Task statement - Give a verbatim copy of the lines below, minus the pictures.

Dataset excerpts -

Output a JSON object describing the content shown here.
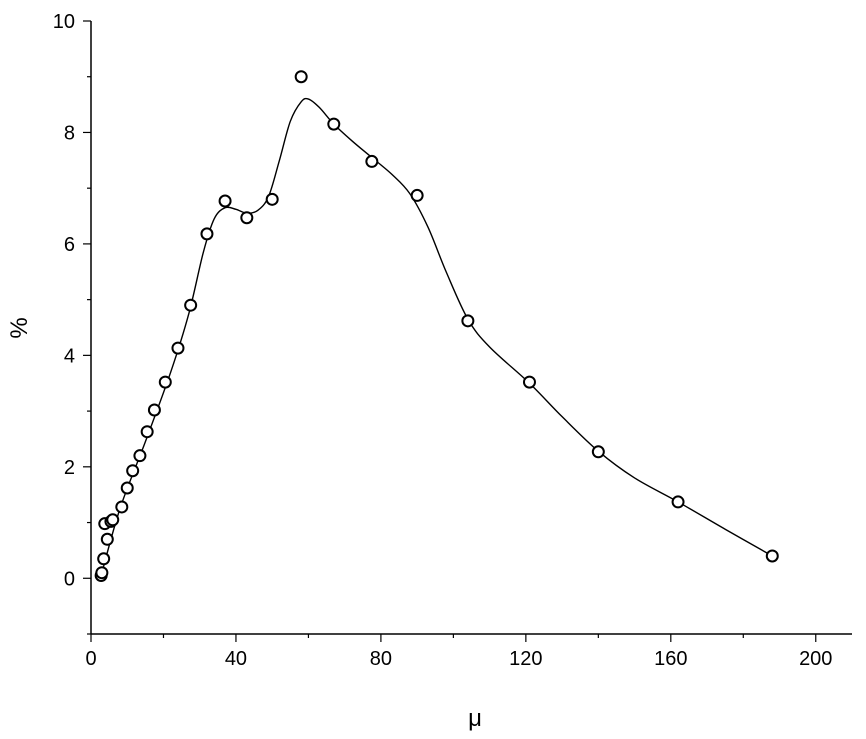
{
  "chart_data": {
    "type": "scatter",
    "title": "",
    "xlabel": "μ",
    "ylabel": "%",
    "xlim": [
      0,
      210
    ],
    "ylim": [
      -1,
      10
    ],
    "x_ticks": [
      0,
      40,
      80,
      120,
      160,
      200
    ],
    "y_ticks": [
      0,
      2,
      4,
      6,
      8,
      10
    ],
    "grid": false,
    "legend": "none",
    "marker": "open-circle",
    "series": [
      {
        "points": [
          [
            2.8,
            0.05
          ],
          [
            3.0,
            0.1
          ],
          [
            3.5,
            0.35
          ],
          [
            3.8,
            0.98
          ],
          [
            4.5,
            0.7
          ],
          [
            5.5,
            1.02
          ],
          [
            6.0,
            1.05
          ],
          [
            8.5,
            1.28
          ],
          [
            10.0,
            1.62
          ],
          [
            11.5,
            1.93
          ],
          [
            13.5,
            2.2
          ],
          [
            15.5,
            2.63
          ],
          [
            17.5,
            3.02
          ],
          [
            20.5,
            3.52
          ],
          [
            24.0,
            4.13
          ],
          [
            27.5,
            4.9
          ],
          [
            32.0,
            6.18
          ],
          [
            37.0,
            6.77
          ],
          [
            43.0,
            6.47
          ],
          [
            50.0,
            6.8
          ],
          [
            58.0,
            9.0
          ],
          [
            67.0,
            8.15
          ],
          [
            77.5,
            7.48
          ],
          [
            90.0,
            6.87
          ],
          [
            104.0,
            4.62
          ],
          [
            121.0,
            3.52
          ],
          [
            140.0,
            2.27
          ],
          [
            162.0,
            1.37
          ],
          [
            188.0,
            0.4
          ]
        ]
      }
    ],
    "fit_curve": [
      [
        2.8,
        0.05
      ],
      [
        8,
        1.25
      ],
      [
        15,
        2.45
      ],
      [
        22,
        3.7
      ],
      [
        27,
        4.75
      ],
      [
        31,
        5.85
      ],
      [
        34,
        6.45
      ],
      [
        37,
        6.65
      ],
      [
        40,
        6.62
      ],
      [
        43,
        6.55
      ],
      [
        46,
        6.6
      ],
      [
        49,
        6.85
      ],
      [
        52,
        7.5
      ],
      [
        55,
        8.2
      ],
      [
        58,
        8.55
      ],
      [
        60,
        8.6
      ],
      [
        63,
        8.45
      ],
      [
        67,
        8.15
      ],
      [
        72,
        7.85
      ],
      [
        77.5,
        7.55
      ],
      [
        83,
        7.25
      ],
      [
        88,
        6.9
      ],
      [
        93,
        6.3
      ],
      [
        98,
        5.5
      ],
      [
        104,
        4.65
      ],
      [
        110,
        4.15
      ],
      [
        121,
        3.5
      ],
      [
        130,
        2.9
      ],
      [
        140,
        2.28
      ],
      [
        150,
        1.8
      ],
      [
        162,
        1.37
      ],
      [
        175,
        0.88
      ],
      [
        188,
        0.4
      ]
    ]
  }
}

Solution -
Output a JSON object describing the content shown here.
{
  "chart_data": {
    "type": "scatter",
    "title": "",
    "xlabel": "μ",
    "ylabel": "%",
    "xlim": [
      0,
      210
    ],
    "ylim": [
      -1,
      10
    ],
    "x_ticks": [
      0,
      40,
      80,
      120,
      160,
      200
    ],
    "y_ticks": [
      0,
      2,
      4,
      6,
      8,
      10
    ],
    "grid": false,
    "legend": "none",
    "marker": "open-circle",
    "series": [
      {
        "points": [
          [
            2.8,
            0.05
          ],
          [
            3.0,
            0.1
          ],
          [
            3.5,
            0.35
          ],
          [
            3.8,
            0.98
          ],
          [
            4.5,
            0.7
          ],
          [
            5.5,
            1.02
          ],
          [
            6.0,
            1.05
          ],
          [
            8.5,
            1.28
          ],
          [
            10.0,
            1.62
          ],
          [
            11.5,
            1.93
          ],
          [
            13.5,
            2.2
          ],
          [
            15.5,
            2.63
          ],
          [
            17.5,
            3.02
          ],
          [
            20.5,
            3.52
          ],
          [
            24.0,
            4.13
          ],
          [
            27.5,
            4.9
          ],
          [
            32.0,
            6.18
          ],
          [
            37.0,
            6.77
          ],
          [
            43.0,
            6.47
          ],
          [
            50.0,
            6.8
          ],
          [
            58.0,
            9.0
          ],
          [
            67.0,
            8.15
          ],
          [
            77.5,
            7.48
          ],
          [
            90.0,
            6.87
          ],
          [
            104.0,
            4.62
          ],
          [
            121.0,
            3.52
          ],
          [
            140.0,
            2.27
          ],
          [
            162.0,
            1.37
          ],
          [
            188.0,
            0.4
          ]
        ]
      }
    ],
    "fit_curve": [
      [
        2.8,
        0.05
      ],
      [
        8,
        1.25
      ],
      [
        15,
        2.45
      ],
      [
        22,
        3.7
      ],
      [
        27,
        4.75
      ],
      [
        31,
        5.85
      ],
      [
        34,
        6.45
      ],
      [
        37,
        6.65
      ],
      [
        40,
        6.62
      ],
      [
        43,
        6.55
      ],
      [
        46,
        6.6
      ],
      [
        49,
        6.85
      ],
      [
        52,
        7.5
      ],
      [
        55,
        8.2
      ],
      [
        58,
        8.55
      ],
      [
        60,
        8.6
      ],
      [
        63,
        8.45
      ],
      [
        67,
        8.15
      ],
      [
        72,
        7.85
      ],
      [
        77.5,
        7.55
      ],
      [
        83,
        7.25
      ],
      [
        88,
        6.9
      ],
      [
        93,
        6.3
      ],
      [
        98,
        5.5
      ],
      [
        104,
        4.65
      ],
      [
        110,
        4.15
      ],
      [
        121,
        3.5
      ],
      [
        130,
        2.9
      ],
      [
        140,
        2.28
      ],
      [
        150,
        1.8
      ],
      [
        162,
        1.37
      ],
      [
        175,
        0.88
      ],
      [
        188,
        0.4
      ]
    ]
  }
}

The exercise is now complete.